_Task details_
Exact repetition of every entry is required.

Dataset records start

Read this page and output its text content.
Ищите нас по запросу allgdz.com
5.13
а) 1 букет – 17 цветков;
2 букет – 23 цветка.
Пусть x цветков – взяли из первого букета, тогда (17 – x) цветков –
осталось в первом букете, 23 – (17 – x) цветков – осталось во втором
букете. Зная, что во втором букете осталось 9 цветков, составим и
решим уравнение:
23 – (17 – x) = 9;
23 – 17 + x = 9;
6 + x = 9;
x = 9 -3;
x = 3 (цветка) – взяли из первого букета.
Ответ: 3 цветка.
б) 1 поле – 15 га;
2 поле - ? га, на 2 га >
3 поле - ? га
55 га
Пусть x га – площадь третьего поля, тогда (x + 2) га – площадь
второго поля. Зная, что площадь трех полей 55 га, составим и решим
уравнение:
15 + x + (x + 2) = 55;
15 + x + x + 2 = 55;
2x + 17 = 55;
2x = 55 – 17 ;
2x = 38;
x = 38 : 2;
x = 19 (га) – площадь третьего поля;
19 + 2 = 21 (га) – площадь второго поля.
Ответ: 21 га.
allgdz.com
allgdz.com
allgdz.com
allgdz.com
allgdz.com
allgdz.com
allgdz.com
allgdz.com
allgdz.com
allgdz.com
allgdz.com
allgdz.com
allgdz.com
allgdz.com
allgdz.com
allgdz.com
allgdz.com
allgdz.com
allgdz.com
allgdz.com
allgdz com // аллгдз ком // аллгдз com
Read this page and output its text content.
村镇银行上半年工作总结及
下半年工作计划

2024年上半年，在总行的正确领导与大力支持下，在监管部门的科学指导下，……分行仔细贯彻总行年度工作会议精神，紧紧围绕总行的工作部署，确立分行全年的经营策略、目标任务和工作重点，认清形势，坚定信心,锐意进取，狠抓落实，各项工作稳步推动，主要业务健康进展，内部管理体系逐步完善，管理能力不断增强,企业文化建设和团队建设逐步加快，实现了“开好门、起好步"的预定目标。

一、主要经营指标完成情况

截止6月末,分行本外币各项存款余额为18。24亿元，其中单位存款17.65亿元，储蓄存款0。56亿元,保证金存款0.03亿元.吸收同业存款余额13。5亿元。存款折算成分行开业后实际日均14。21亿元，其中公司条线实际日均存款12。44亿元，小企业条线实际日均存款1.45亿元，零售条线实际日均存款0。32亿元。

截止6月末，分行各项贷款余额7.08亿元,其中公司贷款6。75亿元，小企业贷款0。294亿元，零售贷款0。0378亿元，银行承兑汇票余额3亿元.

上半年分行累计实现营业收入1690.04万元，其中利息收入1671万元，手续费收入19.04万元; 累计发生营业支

Dataset records end

_Response to this task_
Read this page and output its text content.
Ищите нас по запросу allgdz.com
5.13
а) 1 букет – 17 цветков;
2 букет – 23 цветка.
Пусть x цветков – взяли из первого букета, тогда (17 – x) цветков –
осталось в первом букете, 23 – (17 – x) цветков – осталось во втором
букете. Зная, что во втором букете осталось 9 цветков, составим и
решим уравнение:
23 – (17 – x) = 9;
23 – 17 + x = 9;
6 + x = 9;
x = 9 -3;
x = 3 (цветка) – взяли из первого букета.
Ответ: 3 цветка.
б) 1 поле – 15 га;
2 поле - ? га, на 2 га >
3 поле - ? га
55 га
Пусть x га – площадь третьего поля, тогда (x + 2) га – площадь
второго поля. Зная, что площадь трех полей 55 га, составим и решим
уравнение:
15 + x + (x + 2) = 55;
15 + x + x + 2 = 55;
2x + 17 = 55;
2x = 55 – 17 ;
2x = 38;
x = 38 : 2;
x = 19 (га) – площадь третьего поля;
19 + 2 = 21 (га) – площадь второго поля.
Ответ: 21 га.
allgdz.com
allgdz.com
allgdz.com
allgdz.com
allgdz.com
allgdz.com
allgdz.com
allgdz.com
allgdz.com
allgdz.com
allgdz.com
allgdz.com
allgdz.com
allgdz.com
allgdz.com
allgdz.com
allgdz.com
allgdz.com
allgdz.com
allgdz.com
allgdz com // аллгдз ком // аллгдз com
Read this page and output its text content.
村镇银行上半年工作总结及
下半年工作计划

2024年上半年，在总行的正确领导与大力支持下，在监管部门的科学指导下，……分行仔细贯彻总行年度工作会议精神，紧紧围绕总行的工作部署，确立分行全年的经营策略、目标任务和工作重点，认清形势，坚定信心,锐意进取，狠抓落实，各项工作稳步推动，主要业务健康进展，内部管理体系逐步完善，管理能力不断增强,企业文化建设和团队建设逐步加快，实现了“开好门、起好步"的预定目标。

一、主要经营指标完成情况

截止6月末,分行本外币各项存款余额为18。24亿元，其中单位存款17.65亿元，储蓄存款0。56亿元,保证金存款0.03亿元.吸收同业存款余额13。5亿元。存款折算成分行开业后实际日均14。21亿元，其中公司条线实际日均存款12。44亿元，小企业条线实际日均存款1.45亿元，零售条线实际日均存款0。32亿元。

截止6月末，分行各项贷款余额7.08亿元,其中公司贷款6。75亿元，小企业贷款0。294亿元，零售贷款0。0378亿元，银行承兑汇票余额3亿元.

上半年分行累计实现营业收入1690.04万元，其中利息收入1671万元，手续费收入19.04万元; 累计发生营业支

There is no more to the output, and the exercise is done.